Copy out each line below that has the word "Index" in it.

[Records from a data source]

::::::::

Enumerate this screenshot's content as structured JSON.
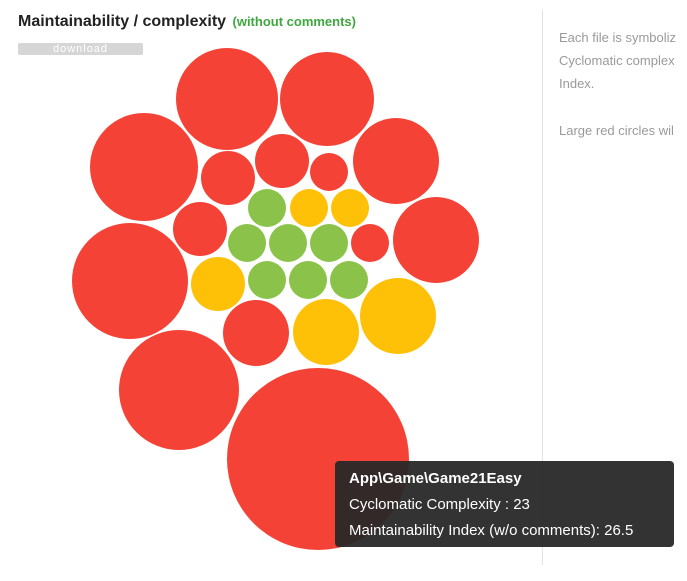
{
  "header": {
    "title": "Maintainability / complexity",
    "subtitle": "(without comments)",
    "download_label": "download"
  },
  "colors": {
    "red": "#f44336",
    "yellow": "#ffc107",
    "green": "#8bc34a"
  },
  "side_text": {
    "line1": "Each file is symboliz",
    "line2": "Cyclomatic complex",
    "line3": "Index.",
    "line4": "Large red circles wil"
  },
  "tooltip": {
    "name": "App\\Game\\Game21Easy",
    "complexity_label": "Cyclomatic Complexity : ",
    "complexity_value": "23",
    "mi_label": "Maintainability Index (w/o comments): ",
    "mi_value": "26.5"
  }
}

::::::::

CORRECT RESPONSE:
    "line3": "Index.",
    "mi_label": "Maintainability Index (w/o comments): ",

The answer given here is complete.